Collection entries
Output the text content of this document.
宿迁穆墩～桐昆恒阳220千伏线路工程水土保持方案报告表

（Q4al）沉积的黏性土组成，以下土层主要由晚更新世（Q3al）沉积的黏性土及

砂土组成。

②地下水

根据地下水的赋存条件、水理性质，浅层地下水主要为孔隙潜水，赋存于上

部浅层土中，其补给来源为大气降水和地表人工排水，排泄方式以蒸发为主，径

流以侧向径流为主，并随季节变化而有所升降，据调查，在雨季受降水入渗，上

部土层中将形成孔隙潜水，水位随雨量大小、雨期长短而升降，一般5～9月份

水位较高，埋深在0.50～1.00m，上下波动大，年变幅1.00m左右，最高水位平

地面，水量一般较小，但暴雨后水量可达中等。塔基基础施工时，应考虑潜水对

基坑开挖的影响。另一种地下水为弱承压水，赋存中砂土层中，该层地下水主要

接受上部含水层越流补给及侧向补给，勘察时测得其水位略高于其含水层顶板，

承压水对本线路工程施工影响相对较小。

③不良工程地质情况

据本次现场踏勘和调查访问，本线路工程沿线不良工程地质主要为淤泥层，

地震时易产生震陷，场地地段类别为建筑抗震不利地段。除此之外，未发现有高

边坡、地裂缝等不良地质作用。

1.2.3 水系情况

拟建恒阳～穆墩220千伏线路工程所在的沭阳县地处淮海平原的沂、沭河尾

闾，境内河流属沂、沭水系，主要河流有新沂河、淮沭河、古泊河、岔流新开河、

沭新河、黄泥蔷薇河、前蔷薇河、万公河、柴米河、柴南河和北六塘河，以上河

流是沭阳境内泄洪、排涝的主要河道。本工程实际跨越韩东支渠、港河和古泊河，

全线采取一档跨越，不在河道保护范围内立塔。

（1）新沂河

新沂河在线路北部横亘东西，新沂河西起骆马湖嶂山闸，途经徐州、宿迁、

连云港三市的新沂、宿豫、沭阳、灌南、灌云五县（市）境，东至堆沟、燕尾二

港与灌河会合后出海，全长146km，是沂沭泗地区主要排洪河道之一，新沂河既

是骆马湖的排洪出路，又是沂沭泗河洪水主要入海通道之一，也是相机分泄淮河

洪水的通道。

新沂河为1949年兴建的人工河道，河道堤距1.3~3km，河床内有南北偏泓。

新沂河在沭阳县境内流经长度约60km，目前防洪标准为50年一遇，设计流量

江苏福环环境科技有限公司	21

---

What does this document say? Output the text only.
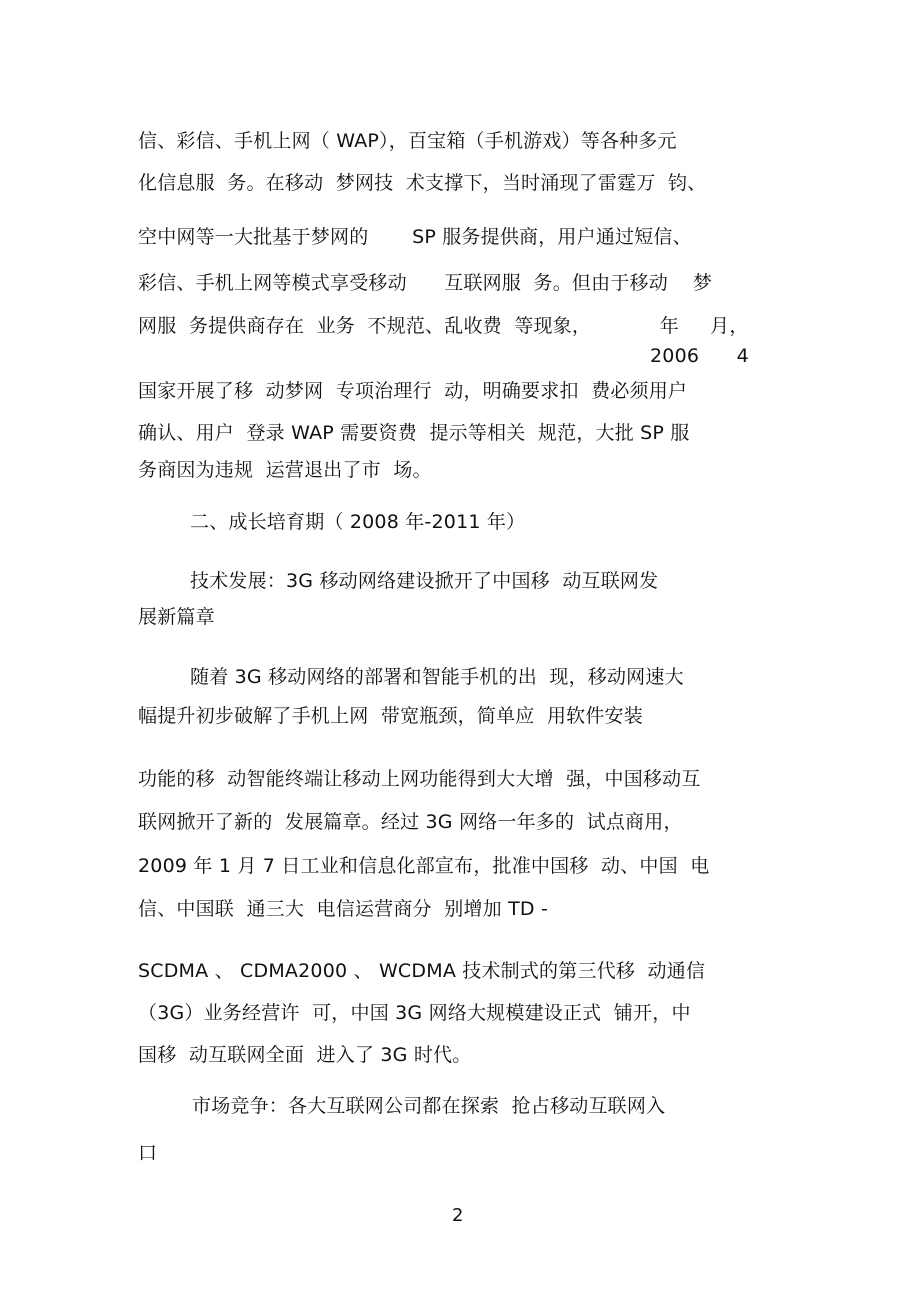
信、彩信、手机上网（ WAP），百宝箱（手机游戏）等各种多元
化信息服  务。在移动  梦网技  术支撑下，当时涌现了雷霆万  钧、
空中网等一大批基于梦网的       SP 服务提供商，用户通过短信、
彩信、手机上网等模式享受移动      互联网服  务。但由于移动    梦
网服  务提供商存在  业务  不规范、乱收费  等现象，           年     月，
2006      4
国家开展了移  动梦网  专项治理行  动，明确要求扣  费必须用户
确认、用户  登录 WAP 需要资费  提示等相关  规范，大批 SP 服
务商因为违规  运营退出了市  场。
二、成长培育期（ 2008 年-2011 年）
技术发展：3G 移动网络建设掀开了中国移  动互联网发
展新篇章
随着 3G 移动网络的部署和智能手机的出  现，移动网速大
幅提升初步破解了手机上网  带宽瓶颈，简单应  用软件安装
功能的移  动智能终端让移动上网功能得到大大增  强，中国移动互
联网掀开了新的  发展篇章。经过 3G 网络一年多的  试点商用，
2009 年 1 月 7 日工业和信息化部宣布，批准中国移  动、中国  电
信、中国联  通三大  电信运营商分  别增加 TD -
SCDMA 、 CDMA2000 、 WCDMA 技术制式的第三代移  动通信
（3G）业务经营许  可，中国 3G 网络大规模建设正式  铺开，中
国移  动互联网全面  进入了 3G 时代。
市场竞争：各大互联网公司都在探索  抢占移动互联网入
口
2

--

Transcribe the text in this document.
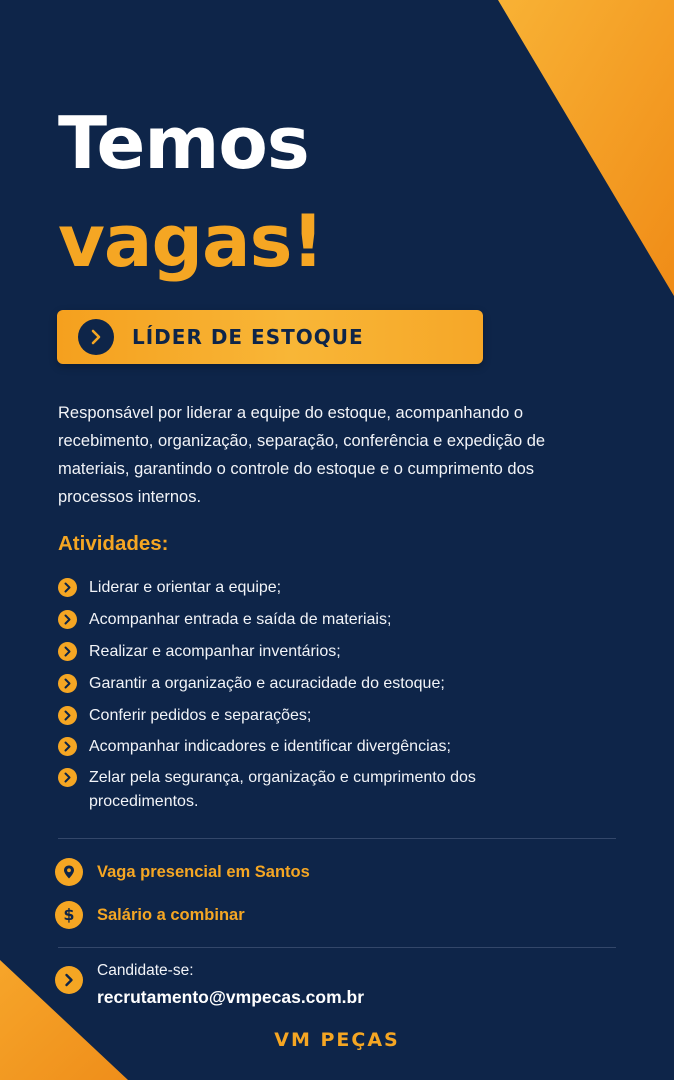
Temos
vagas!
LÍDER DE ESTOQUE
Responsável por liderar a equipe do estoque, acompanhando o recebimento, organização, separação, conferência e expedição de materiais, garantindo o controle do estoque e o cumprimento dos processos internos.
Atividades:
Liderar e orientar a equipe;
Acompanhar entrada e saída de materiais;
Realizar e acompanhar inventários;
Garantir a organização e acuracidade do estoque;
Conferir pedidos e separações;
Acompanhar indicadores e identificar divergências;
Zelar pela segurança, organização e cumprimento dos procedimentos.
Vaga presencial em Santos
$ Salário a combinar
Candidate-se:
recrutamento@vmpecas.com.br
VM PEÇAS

**STATED PROBLEM**
For each line of the listing that holds the word "this", show that line.

**FINISHED EXERCISE**
Output the text content of this document.
What does this document say? Output the text only.
Transcribe the text in this document.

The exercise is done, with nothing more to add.